▶ [WHAT IS BEING ASKED]
Check every line of the data for the word "plasmid", and copy those that have it.

▶ [MATERIAL FOR THIS EXERCISE]
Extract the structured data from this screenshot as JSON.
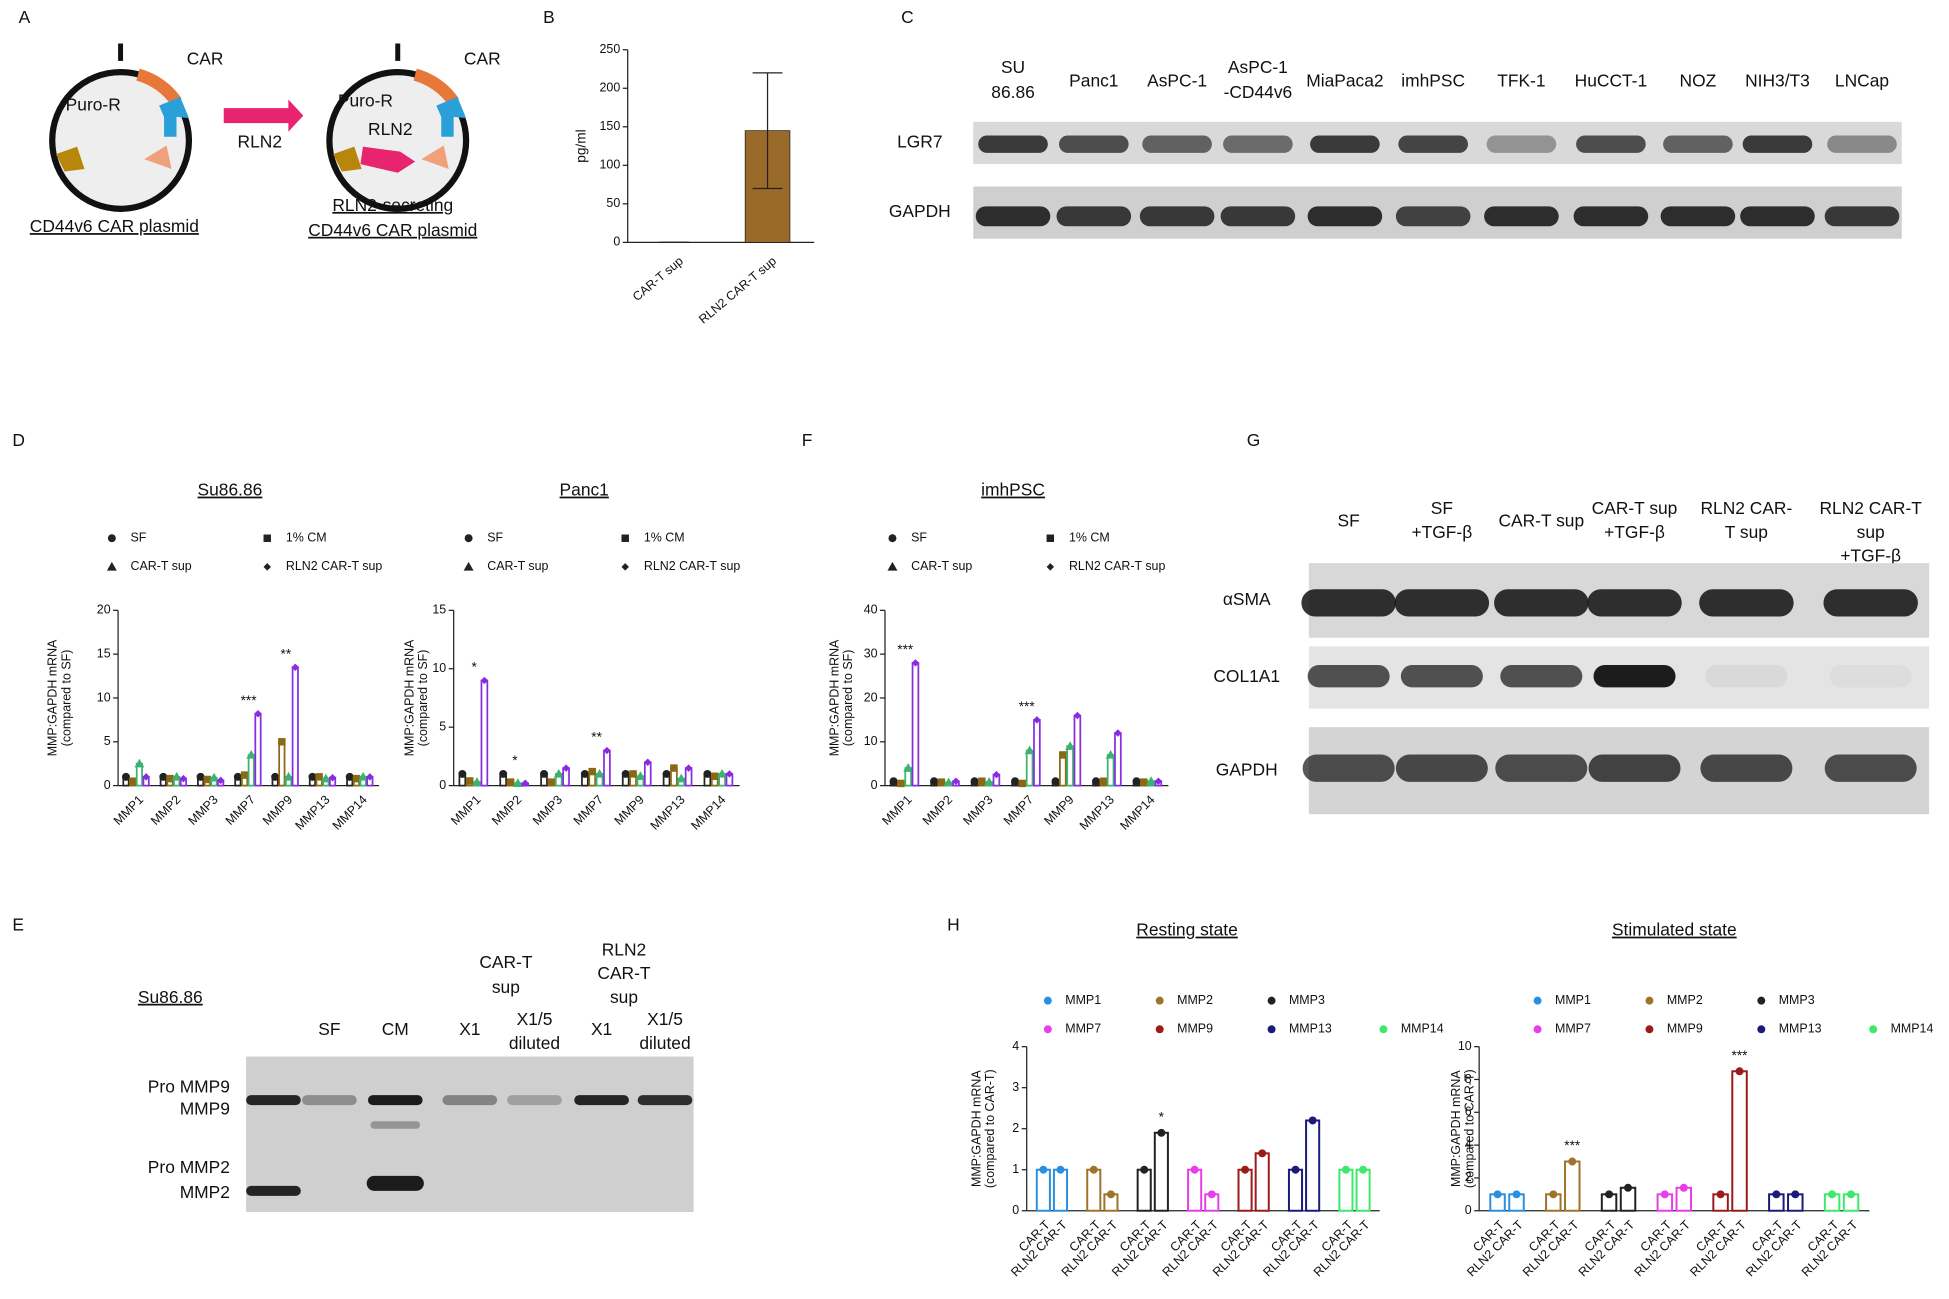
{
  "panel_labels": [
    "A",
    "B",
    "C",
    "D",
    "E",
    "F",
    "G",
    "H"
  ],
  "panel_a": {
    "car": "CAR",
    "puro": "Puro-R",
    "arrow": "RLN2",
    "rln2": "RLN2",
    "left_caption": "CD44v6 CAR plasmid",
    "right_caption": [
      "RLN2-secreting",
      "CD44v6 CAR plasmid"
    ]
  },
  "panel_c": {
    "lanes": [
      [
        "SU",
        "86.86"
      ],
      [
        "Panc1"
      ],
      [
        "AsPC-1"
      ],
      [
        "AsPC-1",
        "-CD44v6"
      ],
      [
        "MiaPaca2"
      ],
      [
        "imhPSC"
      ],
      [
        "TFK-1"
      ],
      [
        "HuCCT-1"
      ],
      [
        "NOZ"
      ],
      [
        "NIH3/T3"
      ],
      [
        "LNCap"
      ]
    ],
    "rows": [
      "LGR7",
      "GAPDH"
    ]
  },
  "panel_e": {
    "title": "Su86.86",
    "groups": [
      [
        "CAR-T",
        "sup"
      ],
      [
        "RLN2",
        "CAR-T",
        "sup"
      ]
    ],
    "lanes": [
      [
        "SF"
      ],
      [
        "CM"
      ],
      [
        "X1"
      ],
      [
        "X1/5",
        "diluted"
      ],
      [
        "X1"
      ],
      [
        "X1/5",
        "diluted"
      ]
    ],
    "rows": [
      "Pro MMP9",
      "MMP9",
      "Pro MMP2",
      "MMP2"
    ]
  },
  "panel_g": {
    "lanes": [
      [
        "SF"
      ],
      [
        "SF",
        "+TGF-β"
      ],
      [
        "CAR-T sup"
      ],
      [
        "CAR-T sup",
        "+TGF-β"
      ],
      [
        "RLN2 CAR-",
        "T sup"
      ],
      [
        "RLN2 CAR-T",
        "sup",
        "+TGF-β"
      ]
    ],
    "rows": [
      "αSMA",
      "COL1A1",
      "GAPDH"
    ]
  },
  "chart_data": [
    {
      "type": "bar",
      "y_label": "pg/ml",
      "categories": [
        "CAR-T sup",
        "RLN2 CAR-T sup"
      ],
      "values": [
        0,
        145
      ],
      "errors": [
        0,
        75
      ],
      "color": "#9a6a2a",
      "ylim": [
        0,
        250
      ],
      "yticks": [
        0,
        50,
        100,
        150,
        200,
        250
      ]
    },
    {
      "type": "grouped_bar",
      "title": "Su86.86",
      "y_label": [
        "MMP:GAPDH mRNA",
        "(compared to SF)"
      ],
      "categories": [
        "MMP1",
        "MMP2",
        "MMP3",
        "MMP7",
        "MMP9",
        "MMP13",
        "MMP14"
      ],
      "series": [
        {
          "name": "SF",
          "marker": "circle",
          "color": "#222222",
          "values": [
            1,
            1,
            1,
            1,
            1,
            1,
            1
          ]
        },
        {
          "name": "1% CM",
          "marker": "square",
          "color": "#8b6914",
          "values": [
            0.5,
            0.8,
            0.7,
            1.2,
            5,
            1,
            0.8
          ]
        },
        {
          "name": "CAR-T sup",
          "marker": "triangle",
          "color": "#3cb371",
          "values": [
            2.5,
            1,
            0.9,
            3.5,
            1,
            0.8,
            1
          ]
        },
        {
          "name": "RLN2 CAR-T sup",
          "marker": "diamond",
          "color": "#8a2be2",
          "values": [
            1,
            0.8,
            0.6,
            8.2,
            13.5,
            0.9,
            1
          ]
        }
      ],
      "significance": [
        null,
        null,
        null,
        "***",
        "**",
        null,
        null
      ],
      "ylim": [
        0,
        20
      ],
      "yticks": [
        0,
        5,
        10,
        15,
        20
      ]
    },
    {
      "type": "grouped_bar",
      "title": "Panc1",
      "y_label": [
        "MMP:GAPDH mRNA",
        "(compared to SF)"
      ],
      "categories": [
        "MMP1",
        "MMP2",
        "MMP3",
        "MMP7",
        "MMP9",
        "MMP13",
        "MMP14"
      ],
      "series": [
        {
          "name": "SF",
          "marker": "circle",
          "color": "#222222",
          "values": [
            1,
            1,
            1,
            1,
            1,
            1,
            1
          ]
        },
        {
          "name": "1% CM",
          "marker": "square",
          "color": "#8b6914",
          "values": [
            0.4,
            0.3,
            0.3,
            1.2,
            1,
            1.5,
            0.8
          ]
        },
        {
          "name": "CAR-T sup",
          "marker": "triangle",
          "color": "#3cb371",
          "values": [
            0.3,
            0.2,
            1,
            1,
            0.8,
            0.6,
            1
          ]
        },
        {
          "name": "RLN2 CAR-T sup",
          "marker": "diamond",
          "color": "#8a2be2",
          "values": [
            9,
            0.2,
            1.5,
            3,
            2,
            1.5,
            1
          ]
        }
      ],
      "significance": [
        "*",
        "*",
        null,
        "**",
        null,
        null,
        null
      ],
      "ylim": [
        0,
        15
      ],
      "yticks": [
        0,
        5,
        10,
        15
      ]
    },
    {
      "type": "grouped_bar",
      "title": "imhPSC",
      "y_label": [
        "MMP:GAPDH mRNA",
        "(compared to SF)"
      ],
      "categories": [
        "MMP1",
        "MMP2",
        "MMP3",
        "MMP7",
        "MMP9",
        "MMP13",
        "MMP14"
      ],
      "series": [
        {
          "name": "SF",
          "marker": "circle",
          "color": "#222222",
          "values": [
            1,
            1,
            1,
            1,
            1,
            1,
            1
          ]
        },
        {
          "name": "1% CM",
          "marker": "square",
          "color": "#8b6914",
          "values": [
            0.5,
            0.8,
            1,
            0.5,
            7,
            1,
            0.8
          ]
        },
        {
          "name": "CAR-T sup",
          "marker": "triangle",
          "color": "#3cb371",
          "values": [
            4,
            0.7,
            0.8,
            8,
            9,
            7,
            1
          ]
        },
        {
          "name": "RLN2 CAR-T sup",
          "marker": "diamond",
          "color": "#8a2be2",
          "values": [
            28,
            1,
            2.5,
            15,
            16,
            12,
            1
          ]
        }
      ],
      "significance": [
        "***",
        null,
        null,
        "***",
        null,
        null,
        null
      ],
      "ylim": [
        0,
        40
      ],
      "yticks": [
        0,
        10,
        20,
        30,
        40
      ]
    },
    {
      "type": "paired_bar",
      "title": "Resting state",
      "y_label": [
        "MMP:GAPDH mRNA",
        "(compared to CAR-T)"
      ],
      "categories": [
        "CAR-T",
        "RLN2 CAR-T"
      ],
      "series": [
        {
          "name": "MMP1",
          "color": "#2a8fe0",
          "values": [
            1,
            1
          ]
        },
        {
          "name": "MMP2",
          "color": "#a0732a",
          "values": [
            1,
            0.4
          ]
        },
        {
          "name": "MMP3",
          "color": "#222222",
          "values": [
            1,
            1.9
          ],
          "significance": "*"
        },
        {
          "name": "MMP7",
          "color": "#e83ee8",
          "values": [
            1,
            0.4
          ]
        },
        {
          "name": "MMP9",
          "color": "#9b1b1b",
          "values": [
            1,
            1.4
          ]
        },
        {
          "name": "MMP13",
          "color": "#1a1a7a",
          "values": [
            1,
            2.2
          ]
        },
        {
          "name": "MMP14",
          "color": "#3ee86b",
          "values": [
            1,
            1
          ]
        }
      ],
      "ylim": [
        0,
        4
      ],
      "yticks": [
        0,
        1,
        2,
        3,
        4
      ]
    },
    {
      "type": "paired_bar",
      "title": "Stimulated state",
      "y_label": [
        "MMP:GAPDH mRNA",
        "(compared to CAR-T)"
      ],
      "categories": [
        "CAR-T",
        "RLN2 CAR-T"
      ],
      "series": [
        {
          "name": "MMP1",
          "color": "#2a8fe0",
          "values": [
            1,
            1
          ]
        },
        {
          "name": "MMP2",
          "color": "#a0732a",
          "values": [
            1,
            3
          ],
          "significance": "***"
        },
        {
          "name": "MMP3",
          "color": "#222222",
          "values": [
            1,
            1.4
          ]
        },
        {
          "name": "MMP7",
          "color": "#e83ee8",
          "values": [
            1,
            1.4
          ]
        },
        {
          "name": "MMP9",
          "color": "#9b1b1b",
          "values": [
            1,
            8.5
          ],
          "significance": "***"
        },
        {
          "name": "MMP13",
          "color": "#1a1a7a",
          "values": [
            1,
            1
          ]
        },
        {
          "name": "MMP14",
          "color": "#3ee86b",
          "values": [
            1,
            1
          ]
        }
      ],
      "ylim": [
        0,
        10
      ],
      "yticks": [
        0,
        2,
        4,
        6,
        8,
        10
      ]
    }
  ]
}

▶ [TASK RESPONSE]
    "left_caption": "CD44v6 CAR plasmid",
      "CD44v6 CAR plasmid"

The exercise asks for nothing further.